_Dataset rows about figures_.
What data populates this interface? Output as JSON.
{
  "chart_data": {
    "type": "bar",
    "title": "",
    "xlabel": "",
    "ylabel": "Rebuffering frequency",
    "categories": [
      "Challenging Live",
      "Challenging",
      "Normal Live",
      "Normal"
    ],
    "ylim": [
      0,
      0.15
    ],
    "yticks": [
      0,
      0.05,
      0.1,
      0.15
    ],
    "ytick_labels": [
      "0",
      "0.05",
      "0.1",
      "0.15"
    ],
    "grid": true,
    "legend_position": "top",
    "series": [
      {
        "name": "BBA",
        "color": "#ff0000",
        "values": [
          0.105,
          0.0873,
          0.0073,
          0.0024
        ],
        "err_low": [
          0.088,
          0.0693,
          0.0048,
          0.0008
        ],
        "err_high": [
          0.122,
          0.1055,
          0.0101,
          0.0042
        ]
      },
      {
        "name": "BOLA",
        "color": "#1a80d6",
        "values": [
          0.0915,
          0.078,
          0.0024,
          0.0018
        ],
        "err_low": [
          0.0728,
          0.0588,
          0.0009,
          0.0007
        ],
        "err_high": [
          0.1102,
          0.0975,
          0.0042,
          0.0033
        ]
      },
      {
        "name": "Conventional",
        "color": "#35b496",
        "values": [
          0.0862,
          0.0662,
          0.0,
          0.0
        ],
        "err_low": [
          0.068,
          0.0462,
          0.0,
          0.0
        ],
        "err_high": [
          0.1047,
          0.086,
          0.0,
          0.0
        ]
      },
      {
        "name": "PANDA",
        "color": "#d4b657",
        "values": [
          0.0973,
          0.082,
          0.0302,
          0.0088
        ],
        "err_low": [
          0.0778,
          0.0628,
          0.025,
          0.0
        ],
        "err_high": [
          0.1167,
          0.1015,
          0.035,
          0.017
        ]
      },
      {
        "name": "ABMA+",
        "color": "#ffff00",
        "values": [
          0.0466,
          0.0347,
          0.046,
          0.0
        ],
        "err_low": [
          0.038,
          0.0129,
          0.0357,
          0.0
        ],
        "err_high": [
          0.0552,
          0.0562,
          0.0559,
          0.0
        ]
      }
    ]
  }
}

_GIVEN TASK_. Repeat the listing in full, keeping every line exactly as it is.

_SOLUTION TO THIS TASK_.
What data populates this interface? Output as JSON.
{
  "chart_data": {
    "type": "bar",
    "title": "",
    "xlabel": "",
    "ylabel": "Rebuffering frequency",
    "categories": [
      "Challenging Live",
      "Challenging",
      "Normal Live",
      "Normal"
    ],
    "ylim": [
      0,
      0.15
    ],
    "yticks": [
      0,
      0.05,
      0.1,
      0.15
    ],
    "ytick_labels": [
      "0",
      "0.05",
      "0.1",
      "0.15"
    ],
    "grid": true,
    "legend_position": "top",
    "series": [
      {
        "name": "BBA",
        "color": "#ff0000",
        "values": [
          0.105,
          0.0873,
          0.0073,
          0.0024
        ],
        "err_low": [
          0.088,
          0.0693,
          0.0048,
          0.0008
        ],
        "err_high": [
          0.122,
          0.1055,
          0.0101,
          0.0042
        ]
      },
      {
        "name": "BOLA",
        "color": "#1a80d6",
        "values": [
          0.0915,
          0.078,
          0.0024,
          0.0018
        ],
        "err_low": [
          0.0728,
          0.0588,
          0.0009,
          0.0007
        ],
        "err_high": [
          0.1102,
          0.0975,
          0.0042,
          0.0033
        ]
      },
      {
        "name": "Conventional",
        "color": "#35b496",
        "values": [
          0.0862,
          0.0662,
          0.0,
          0.0
        ],
        "err_low": [
          0.068,
          0.0462,
          0.0,
          0.0
        ],
        "err_high": [
          0.1047,
          0.086,
          0.0,
          0.0
        ]
      },
      {
        "name": "PANDA",
        "color": "#d4b657",
        "values": [
          0.0973,
          0.082,
          0.0302,
          0.0088
        ],
        "err_low": [
          0.0778,
          0.0628,
          0.025,
          0.0
        ],
        "err_high": [
          0.1167,
          0.1015,
          0.035,
          0.017
        ]
      },
      {
        "name": "ABMA+",
        "color": "#ffff00",
        "values": [
          0.0466,
          0.0347,
          0.046,
          0.0
        ],
        "err_low": [
          0.038,
          0.0129,
          0.0357,
          0.0
        ],
        "err_high": [
          0.0552,
          0.0562,
          0.0559,
          0.0
        ]
      }
    ]
  }
}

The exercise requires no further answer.